(Problem requirements)
Filter out everything except lines holding "során".

Extracted records
┌──
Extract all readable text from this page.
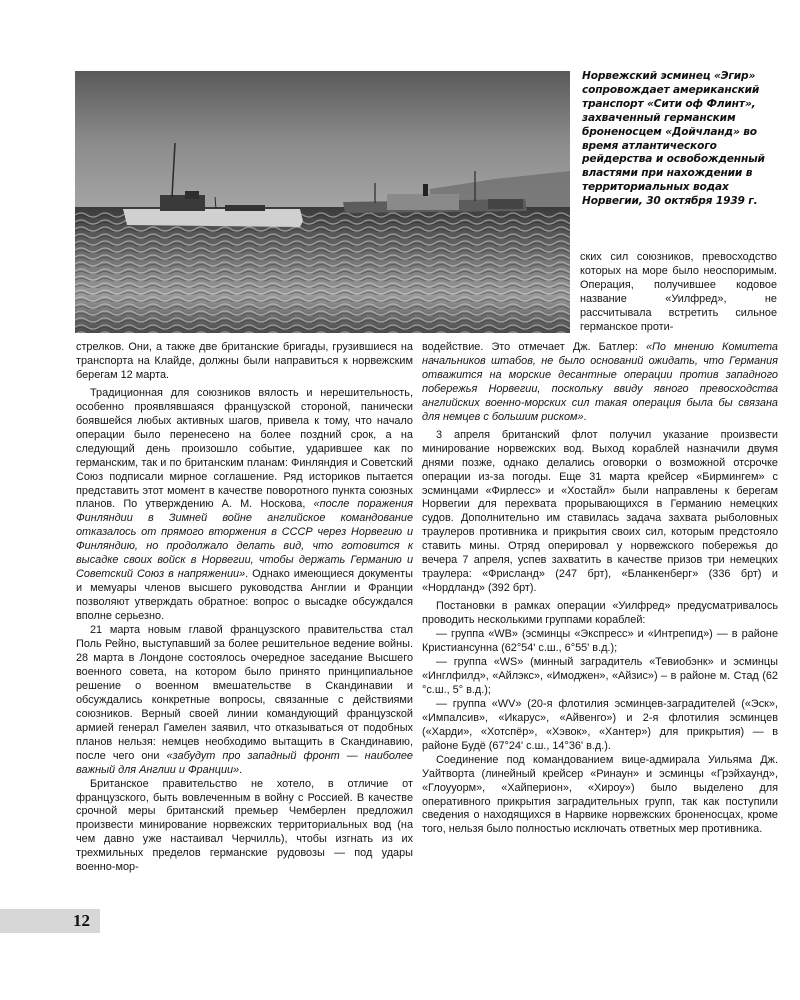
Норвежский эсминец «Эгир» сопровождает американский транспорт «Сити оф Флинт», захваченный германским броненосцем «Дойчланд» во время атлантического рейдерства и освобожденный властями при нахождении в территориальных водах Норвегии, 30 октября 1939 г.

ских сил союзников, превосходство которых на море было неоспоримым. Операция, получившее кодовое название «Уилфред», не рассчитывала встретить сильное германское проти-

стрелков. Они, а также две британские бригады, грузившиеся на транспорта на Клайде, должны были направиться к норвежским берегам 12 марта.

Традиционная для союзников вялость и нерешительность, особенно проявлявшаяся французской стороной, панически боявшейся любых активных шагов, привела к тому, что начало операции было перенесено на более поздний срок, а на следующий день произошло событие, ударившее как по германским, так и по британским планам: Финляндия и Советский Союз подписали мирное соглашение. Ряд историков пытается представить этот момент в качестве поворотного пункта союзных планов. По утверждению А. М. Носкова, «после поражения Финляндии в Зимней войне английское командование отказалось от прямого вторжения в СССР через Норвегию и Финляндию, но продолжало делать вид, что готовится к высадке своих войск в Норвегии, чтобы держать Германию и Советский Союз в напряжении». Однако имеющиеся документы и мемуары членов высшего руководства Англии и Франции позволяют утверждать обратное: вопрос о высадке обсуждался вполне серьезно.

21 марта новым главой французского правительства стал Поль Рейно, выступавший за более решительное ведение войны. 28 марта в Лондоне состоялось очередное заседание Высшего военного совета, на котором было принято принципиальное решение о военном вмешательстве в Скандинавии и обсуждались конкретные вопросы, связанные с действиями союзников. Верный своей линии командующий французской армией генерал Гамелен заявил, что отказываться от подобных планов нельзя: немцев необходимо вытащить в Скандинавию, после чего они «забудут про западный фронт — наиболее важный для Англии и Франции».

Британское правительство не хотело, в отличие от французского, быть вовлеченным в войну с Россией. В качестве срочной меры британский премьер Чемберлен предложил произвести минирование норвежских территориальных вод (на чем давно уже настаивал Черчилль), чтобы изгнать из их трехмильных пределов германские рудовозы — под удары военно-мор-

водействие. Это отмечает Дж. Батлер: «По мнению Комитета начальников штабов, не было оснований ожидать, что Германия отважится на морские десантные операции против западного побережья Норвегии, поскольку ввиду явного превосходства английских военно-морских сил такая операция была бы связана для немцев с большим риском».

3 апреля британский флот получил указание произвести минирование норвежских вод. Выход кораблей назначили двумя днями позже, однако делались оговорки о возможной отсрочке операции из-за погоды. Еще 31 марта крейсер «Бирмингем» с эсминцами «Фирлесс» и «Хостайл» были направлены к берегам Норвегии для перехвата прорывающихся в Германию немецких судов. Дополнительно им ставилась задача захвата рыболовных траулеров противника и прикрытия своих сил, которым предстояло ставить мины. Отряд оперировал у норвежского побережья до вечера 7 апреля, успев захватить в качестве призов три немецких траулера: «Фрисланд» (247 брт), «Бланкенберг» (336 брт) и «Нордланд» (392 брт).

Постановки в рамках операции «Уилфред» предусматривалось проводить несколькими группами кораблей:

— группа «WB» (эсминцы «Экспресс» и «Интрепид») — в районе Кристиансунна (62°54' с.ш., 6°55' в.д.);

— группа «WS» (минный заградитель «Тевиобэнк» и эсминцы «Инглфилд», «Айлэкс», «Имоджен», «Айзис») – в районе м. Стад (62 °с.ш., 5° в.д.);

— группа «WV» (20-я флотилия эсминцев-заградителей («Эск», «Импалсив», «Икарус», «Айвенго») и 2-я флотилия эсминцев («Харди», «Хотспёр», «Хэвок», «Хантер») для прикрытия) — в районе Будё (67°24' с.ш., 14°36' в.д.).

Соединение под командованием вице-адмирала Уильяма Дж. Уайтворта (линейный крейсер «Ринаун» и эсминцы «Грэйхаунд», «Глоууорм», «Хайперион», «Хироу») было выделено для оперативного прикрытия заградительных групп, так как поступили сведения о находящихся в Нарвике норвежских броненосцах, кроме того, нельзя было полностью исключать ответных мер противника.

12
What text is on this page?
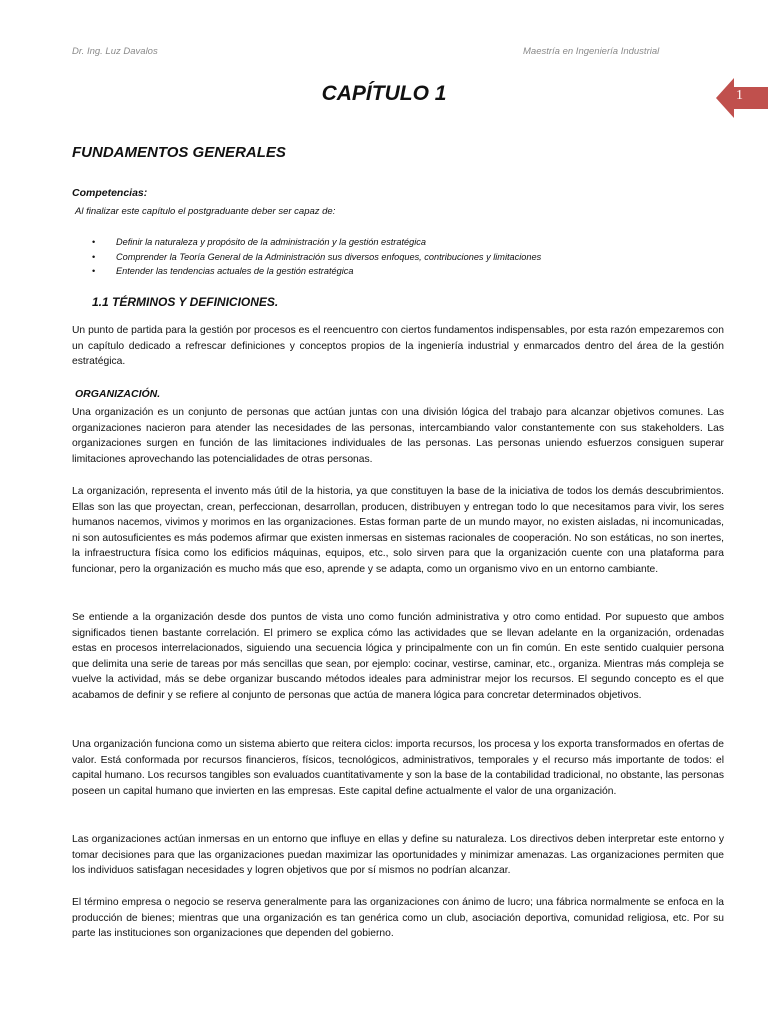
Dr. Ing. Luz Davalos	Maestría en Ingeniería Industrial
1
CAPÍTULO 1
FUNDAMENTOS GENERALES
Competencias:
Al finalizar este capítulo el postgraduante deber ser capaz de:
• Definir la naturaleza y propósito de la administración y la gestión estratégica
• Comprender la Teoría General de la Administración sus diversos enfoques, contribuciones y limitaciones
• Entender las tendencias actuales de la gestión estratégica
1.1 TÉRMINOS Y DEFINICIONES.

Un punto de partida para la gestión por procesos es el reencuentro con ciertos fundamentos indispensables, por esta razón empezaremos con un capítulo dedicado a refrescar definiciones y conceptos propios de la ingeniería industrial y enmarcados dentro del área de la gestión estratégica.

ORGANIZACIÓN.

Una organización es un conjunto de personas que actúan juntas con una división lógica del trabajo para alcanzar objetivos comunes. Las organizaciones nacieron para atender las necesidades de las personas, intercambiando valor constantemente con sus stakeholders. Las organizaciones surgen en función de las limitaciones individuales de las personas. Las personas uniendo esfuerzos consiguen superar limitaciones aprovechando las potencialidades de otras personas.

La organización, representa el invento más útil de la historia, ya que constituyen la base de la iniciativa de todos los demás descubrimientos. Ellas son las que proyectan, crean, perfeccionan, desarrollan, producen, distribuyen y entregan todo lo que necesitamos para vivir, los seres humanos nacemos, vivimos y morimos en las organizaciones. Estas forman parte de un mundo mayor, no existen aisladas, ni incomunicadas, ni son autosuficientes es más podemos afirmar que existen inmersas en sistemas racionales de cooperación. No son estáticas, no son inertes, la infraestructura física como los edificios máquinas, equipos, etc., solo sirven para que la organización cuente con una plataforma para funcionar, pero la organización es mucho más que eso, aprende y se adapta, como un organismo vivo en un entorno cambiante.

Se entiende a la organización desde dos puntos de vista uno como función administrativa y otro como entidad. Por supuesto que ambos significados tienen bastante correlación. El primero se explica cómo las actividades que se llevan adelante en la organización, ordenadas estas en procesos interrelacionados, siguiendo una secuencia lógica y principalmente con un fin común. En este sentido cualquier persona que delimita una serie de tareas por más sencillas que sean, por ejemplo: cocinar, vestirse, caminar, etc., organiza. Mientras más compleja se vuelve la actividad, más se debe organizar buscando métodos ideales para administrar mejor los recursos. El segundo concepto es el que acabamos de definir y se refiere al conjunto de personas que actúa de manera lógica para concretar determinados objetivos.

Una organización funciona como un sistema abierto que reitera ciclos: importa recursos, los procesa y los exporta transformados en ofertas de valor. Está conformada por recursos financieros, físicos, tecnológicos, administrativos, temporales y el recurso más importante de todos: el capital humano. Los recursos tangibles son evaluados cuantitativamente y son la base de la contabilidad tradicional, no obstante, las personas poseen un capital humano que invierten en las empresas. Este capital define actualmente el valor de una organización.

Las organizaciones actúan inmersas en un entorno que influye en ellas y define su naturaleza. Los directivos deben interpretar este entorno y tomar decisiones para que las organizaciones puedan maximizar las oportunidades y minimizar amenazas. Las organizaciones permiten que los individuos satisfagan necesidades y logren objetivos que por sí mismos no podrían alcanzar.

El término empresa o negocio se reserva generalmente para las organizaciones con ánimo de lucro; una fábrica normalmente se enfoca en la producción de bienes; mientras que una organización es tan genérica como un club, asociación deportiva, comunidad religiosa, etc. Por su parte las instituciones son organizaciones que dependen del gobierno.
└──
┌──
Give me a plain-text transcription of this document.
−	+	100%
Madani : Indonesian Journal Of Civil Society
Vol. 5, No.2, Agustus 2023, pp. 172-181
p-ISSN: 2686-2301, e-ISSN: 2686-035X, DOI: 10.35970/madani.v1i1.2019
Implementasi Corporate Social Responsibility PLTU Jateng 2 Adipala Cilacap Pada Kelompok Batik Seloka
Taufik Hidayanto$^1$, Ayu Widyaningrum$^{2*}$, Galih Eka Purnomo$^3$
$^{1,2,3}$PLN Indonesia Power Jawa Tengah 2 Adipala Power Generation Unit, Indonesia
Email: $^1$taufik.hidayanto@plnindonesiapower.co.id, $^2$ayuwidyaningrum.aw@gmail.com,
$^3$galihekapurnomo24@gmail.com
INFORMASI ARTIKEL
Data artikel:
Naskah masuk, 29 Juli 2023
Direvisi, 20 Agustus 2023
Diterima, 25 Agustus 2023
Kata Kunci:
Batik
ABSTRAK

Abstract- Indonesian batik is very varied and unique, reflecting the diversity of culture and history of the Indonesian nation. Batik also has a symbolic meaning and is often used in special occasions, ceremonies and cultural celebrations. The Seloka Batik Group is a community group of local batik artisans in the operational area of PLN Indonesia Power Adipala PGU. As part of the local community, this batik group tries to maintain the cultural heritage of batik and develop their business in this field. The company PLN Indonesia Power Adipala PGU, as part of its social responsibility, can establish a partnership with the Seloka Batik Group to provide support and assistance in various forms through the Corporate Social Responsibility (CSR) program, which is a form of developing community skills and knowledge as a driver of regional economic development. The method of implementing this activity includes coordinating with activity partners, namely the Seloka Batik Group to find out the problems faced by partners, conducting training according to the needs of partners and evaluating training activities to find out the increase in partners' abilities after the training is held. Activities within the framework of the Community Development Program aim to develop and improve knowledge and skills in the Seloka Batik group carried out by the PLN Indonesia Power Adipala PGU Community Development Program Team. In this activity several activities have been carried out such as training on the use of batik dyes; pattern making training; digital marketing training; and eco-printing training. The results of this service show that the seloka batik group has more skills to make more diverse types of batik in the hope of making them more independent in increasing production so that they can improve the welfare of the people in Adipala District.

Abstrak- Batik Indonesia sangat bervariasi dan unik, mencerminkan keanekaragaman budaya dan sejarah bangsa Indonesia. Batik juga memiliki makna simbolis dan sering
└──
┌──
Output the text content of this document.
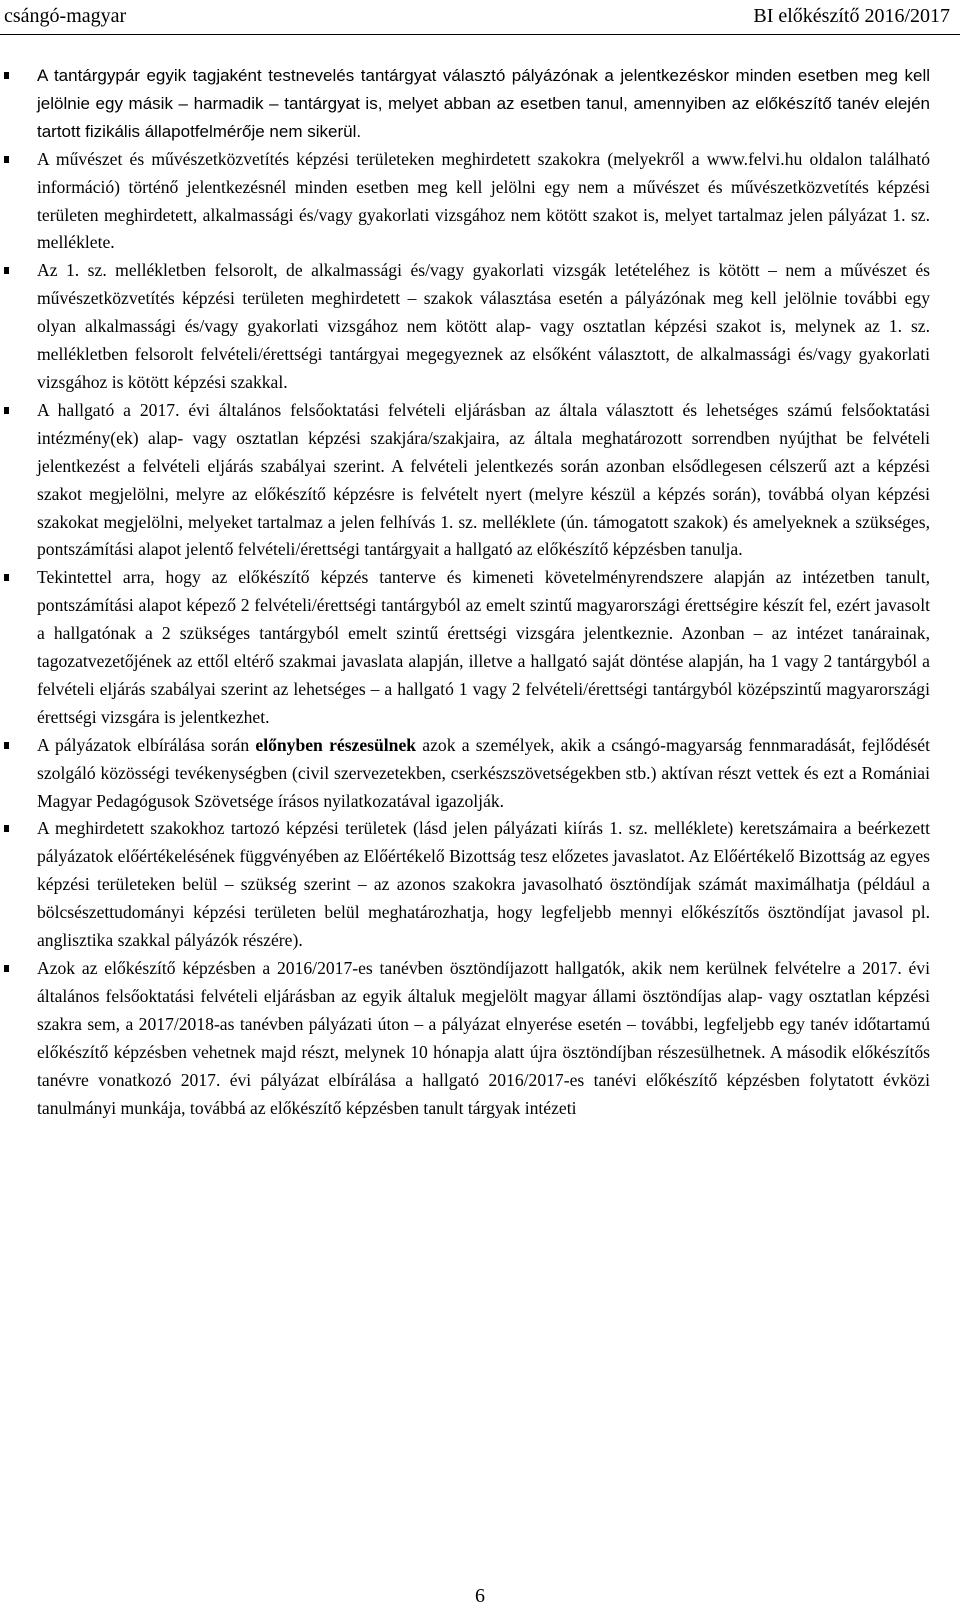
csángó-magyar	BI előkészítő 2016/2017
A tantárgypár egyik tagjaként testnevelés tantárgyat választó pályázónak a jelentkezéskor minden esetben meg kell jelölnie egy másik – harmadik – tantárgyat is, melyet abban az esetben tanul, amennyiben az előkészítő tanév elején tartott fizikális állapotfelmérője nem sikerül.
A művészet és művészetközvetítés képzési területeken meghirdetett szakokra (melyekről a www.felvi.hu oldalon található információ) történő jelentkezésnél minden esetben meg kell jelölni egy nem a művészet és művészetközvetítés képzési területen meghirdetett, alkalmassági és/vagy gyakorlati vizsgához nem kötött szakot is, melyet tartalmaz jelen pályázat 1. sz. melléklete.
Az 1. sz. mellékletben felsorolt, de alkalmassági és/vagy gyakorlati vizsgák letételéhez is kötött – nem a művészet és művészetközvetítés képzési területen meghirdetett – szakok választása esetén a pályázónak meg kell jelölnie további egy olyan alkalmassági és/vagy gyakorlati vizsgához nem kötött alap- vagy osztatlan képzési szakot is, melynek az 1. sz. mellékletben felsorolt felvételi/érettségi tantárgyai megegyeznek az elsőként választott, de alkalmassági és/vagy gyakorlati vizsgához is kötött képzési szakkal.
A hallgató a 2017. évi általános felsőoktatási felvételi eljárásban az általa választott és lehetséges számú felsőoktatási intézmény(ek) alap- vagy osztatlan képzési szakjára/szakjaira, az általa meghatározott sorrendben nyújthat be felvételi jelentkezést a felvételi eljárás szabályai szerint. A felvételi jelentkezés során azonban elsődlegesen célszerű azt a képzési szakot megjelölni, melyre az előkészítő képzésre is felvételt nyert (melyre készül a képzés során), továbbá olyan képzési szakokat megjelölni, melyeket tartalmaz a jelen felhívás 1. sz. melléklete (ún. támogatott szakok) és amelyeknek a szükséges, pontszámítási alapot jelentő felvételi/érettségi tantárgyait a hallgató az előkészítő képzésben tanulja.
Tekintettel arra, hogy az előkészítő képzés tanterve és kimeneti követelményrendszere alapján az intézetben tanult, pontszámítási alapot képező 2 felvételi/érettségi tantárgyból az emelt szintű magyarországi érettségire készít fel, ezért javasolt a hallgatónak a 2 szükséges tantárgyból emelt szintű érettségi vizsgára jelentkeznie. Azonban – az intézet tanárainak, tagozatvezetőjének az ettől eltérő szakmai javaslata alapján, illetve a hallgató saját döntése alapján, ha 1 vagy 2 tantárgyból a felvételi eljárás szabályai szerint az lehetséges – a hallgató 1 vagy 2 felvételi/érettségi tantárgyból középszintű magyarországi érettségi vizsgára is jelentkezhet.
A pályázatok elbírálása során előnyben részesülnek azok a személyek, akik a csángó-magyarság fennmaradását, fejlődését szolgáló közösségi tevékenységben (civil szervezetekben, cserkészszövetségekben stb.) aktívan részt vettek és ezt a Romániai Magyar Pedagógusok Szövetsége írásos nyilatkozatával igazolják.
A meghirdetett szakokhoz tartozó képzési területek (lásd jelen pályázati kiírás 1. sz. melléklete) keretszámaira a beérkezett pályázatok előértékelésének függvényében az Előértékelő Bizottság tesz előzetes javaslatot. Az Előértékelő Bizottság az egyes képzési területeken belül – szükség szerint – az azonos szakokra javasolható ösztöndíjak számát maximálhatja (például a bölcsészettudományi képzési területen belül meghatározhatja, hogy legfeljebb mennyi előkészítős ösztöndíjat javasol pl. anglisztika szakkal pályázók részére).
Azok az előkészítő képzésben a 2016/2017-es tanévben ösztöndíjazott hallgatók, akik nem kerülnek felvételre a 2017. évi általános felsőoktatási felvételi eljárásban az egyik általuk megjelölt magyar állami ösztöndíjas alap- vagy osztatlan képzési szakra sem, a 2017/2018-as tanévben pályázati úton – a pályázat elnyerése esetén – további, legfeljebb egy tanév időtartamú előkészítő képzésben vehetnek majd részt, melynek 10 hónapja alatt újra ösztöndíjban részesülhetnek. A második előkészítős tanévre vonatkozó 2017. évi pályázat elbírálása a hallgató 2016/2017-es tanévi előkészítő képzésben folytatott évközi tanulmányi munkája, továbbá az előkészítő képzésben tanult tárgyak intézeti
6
└──
(Full answer)
A hallgató a 2017. évi általános felsőoktatási felvételi eljárásban az általa választott és lehetséges számú felsőoktatási intézmény(ek) alap- vagy osztatlan képzési szakjára/szakjaira, az általa meghatározott sorrendben nyújthat be felvételi jelentkezést a felvételi eljárás szabályai szerint. A felvételi jelentkezés során azonban elsődlegesen célszerű azt a képzési szakot megjelölni, melyre az előkészítő képzésre is felvételt nyert (melyre készül a képzés során), továbbá olyan képzési szakokat megjelölni, melyeket tartalmaz a jelen felhívás 1. sz. melléklete (ún. támogatott szakok) és amelyeknek a szükséges, pontszámítási alapot jelentő felvételi/érettségi tantárgyait a hallgató az előkészítő képzésben tanulja.
A pályázatok elbírálása során előnyben részesülnek azok a személyek, akik a csángó-magyarság fennmaradását, fejlődését szolgáló közösségi tevékenységben (civil szervezetekben, cserkészszövetségekben stb.) aktívan részt vettek és ezt a Romániai Magyar Pedagógusok Szövetsége írásos nyilatkozatával igazolják.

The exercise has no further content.